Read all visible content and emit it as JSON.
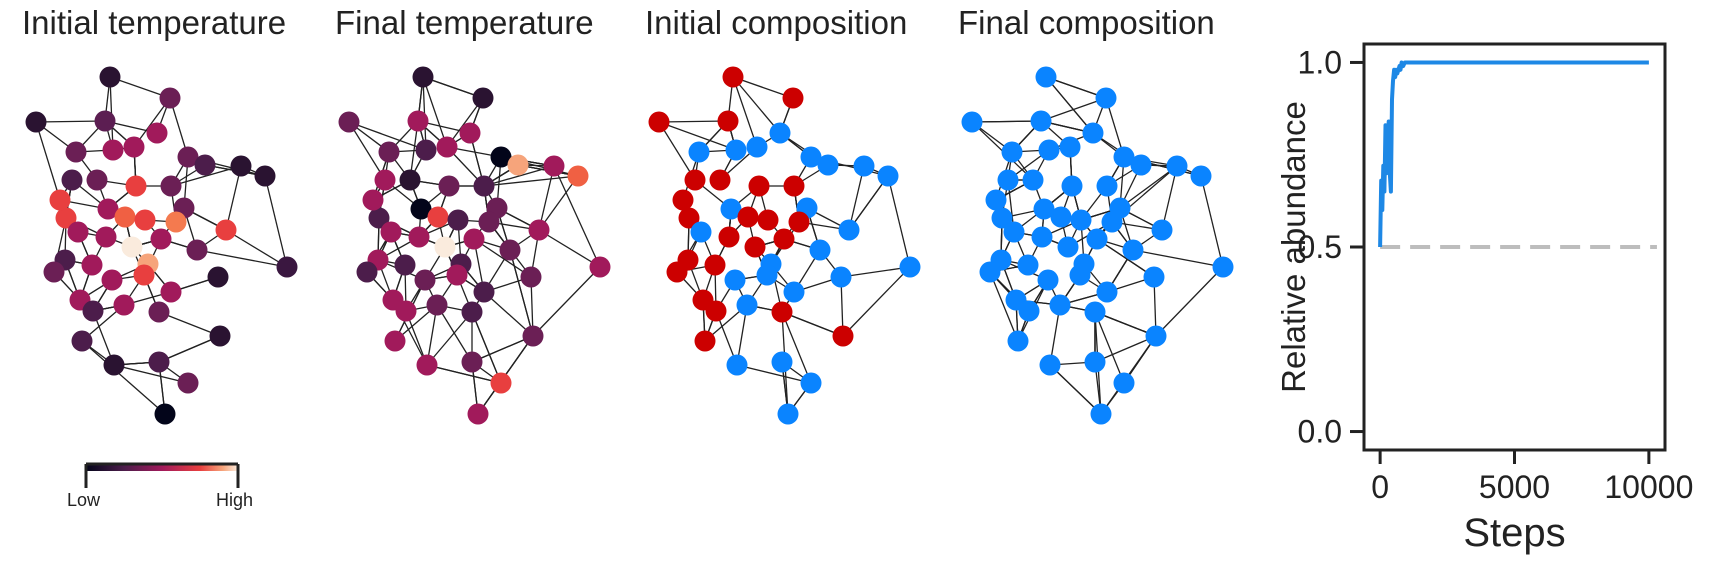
{
  "panels": [
    {
      "title": "Initial temperature"
    },
    {
      "title": "Final temperature"
    },
    {
      "title": "Initial composition"
    },
    {
      "title": "Final composition"
    }
  ],
  "colorbar": {
    "low_label": "Low",
    "high_label": "High"
  },
  "colors": {
    "composition_a": "#cc0000",
    "composition_b": "#0a84ff",
    "line": "#1e88e5",
    "reference": "#bdbdbd"
  },
  "chart_data": {
    "type": "line",
    "title": "",
    "xlabel": "Steps",
    "ylabel": "Relative abundance",
    "xlim": [
      -600,
      10600
    ],
    "ylim": [
      -0.05,
      1.05
    ],
    "xticks": [
      0,
      5000,
      10000
    ],
    "xtick_labels": [
      "0",
      "5000",
      "10000"
    ],
    "yticks": [
      0.0,
      0.5,
      1.0
    ],
    "ytick_labels": [
      "0.0",
      "0.5",
      "1.0"
    ],
    "grid": false,
    "series": [
      {
        "x": [
          0,
          40,
          80,
          120,
          160,
          200,
          240,
          280,
          320,
          360,
          400,
          440,
          480,
          520,
          560,
          600,
          640,
          680,
          720,
          760,
          800,
          860,
          920,
          1000,
          2000,
          4000,
          6000,
          8000,
          10000
        ],
        "y": [
          0.5,
          0.68,
          0.6,
          0.72,
          0.65,
          0.83,
          0.7,
          0.76,
          0.84,
          0.7,
          0.65,
          0.9,
          0.95,
          0.98,
          0.96,
          0.98,
          0.97,
          0.98,
          0.99,
          0.98,
          1.0,
          0.99,
          1.0,
          1.0,
          1.0,
          1.0,
          1.0,
          1.0,
          1.0
        ]
      }
    ],
    "reference_line": {
      "y": 0.5
    }
  }
}
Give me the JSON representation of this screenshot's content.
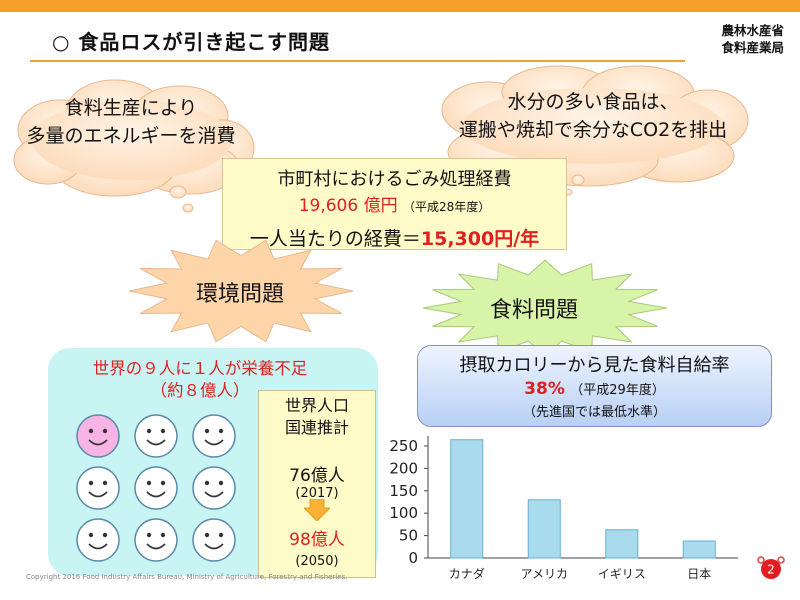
{
  "header": {
    "title": "○ 食品ロスが引き起こす問題",
    "org_line1": "農林水産省",
    "org_line2": "食料産業局",
    "accent": "#f4a02a"
  },
  "clouds": {
    "left": {
      "line1": "食料生産により",
      "line2": "多量のエネルギーを消費"
    },
    "right": {
      "line1": "水分の多い食品は、",
      "line2": "運搬や焼却で余分なCO2を排出"
    }
  },
  "cost_box": {
    "line1": "市町村におけるごみ処理経費",
    "amount": "19,606 億円",
    "amount_note": "（平成28年度）",
    "per_person_label": "一人当たりの経費＝",
    "per_person_value": "15,300円/年"
  },
  "bursts": {
    "environment": {
      "label": "環境問題",
      "color": "#fdd5a8"
    },
    "food": {
      "label": "食料問題",
      "color": "#d8f4a8"
    }
  },
  "nutrition": {
    "line1": "世界の９人に１人が栄養不足",
    "line2": "（約８億人）",
    "faces": [
      {
        "color": "#f8b4e4"
      },
      {
        "color": "#ffffff"
      },
      {
        "color": "#ffffff"
      },
      {
        "color": "#ffffff"
      },
      {
        "color": "#ffffff"
      },
      {
        "color": "#ffffff"
      },
      {
        "color": "#ffffff"
      },
      {
        "color": "#ffffff"
      },
      {
        "color": "#ffffff"
      }
    ]
  },
  "population": {
    "title_line1": "世界人口",
    "title_line2": "国連推計",
    "value_2017": "76億人",
    "year_2017": "(2017)",
    "value_2050": "98億人",
    "year_2050": "(2050)"
  },
  "food_self_sufficiency": {
    "title": "摂取カロリーから見た食料自給率",
    "value": "38%",
    "value_note": "（平成29年度）",
    "note": "（先進国では最低水準）"
  },
  "chart_data": {
    "type": "bar",
    "categories": [
      "カナダ",
      "アメリカ",
      "イギリス",
      "日本"
    ],
    "values": [
      264,
      130,
      63,
      38
    ],
    "ylim": [
      0,
      250
    ],
    "yticks": [
      0,
      50,
      100,
      150,
      200,
      250
    ],
    "bar_color": "#a8dcec",
    "bar_edge": "#6aaed0",
    "grid": false
  },
  "footer": {
    "copyright": "Copyright 2016 Food Industry Affairs Bureau,   Ministry of Agriculture, Forestry and Fisheries.",
    "page": "2"
  }
}
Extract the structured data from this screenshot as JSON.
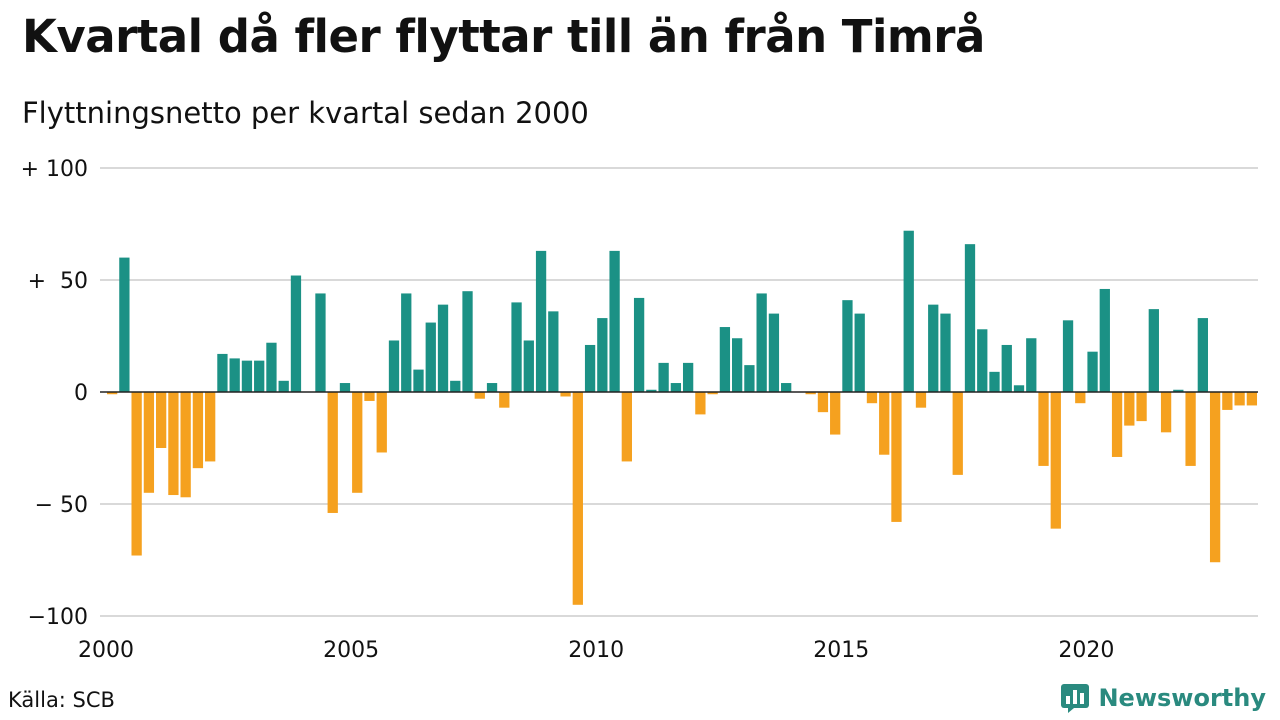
{
  "header": {
    "title": "Kvartal då fler flyttar till än från Timrå",
    "subtitle": "Flyttningsnetto per kvartal sedan 2000"
  },
  "footer": {
    "source": "Källa: SCB",
    "brand": "Newsworthy"
  },
  "colors": {
    "positive": "#1b9185",
    "negative": "#f5a11f",
    "grid": "#d9d9d9",
    "brand": "#2a8a7f"
  },
  "chart_data": {
    "type": "bar",
    "title": "Kvartal då fler flyttar till än från Timrå",
    "subtitle": "Flyttningsnetto per kvartal sedan 2000",
    "x_tick_labels": [
      "2000",
      "2005",
      "2010",
      "2015",
      "2020"
    ],
    "y_tick_labels": [
      "+ 100",
      "+  50",
      "0",
      "− 50",
      "−100"
    ],
    "y_ticks": [
      100,
      50,
      0,
      -50,
      -100
    ],
    "ylim": [
      -100,
      100
    ],
    "grid": true,
    "first_period": "2000 Q1",
    "values": [
      -1,
      60,
      -73,
      -45,
      -25,
      -46,
      -47,
      -34,
      -31,
      17,
      15,
      14,
      14,
      22,
      5,
      52,
      0,
      44,
      -54,
      4,
      -45,
      -4,
      -27,
      23,
      44,
      10,
      31,
      39,
      5,
      45,
      -3,
      4,
      -7,
      40,
      23,
      63,
      36,
      -2,
      -95,
      21,
      33,
      63,
      -31,
      42,
      1,
      13,
      4,
      13,
      -10,
      -1,
      29,
      24,
      12,
      44,
      35,
      4,
      0,
      -1,
      -9,
      -19,
      41,
      35,
      -5,
      -28,
      -58,
      72,
      -7,
      39,
      35,
      -37,
      66,
      28,
      9,
      21,
      3,
      24,
      -33,
      -61,
      32,
      -5,
      18,
      46,
      -29,
      -15,
      -13,
      37,
      -18,
      1,
      -33,
      33,
      -76,
      -8,
      -6,
      -6
    ]
  }
}
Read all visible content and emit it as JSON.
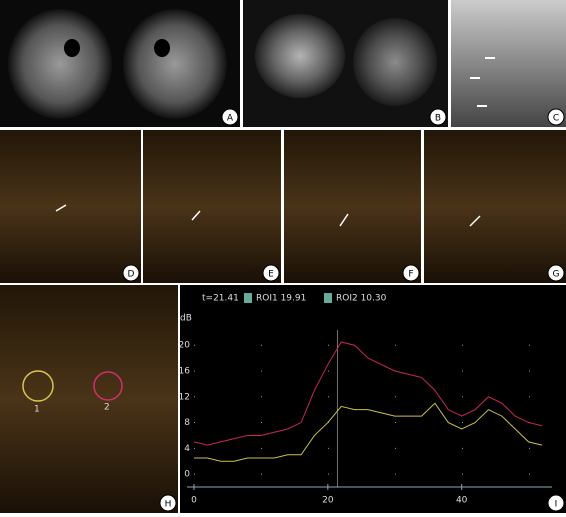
{
  "panels": [
    {
      "label": "A"
    },
    {
      "label": "B"
    },
    {
      "label": "C"
    },
    {
      "label": "D"
    },
    {
      "label": "E"
    },
    {
      "label": "F"
    },
    {
      "label": "G"
    },
    {
      "label": "H"
    },
    {
      "label": "I"
    }
  ],
  "roi_labels": [
    "1",
    "2"
  ],
  "chart_data": {
    "type": "line",
    "cursor": {
      "value": 21.41,
      "label": "t=21.41"
    },
    "y_label": "dB",
    "x": [
      0,
      2,
      4,
      6,
      8,
      10,
      12,
      14,
      16,
      18,
      20,
      22,
      24,
      26,
      28,
      30,
      32,
      34,
      36,
      38,
      40,
      42,
      44,
      46,
      48,
      50,
      52
    ],
    "series": [
      {
        "name": "ROI1 19.91",
        "color": "#c8265a",
        "values": [
          5,
          4.5,
          5,
          5.5,
          6,
          6,
          6.5,
          7,
          8,
          13,
          17,
          20.5,
          20,
          18,
          17,
          16,
          15.5,
          15,
          13,
          10,
          9,
          10,
          12,
          11,
          9,
          8,
          7.5
        ]
      },
      {
        "name": "ROI2 10.30",
        "color": "#c9c14a",
        "values": [
          2.5,
          2.5,
          2,
          2,
          2.5,
          2.5,
          2.5,
          3,
          3,
          6,
          8,
          10.5,
          10,
          10,
          9.5,
          9,
          9,
          9,
          11,
          8,
          7,
          8,
          10,
          9,
          7,
          5,
          4.5
        ]
      }
    ],
    "xlim": [
      0,
      52
    ],
    "ylim": [
      -2,
      25
    ],
    "xticks": [
      0,
      20,
      40
    ],
    "yticks": [
      0,
      4,
      8,
      12,
      16,
      20
    ],
    "grid": true
  }
}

__________________________________________________

Directive:
Count how many lines above include the word "this" and answer with that figure only.

Exercise answer:
2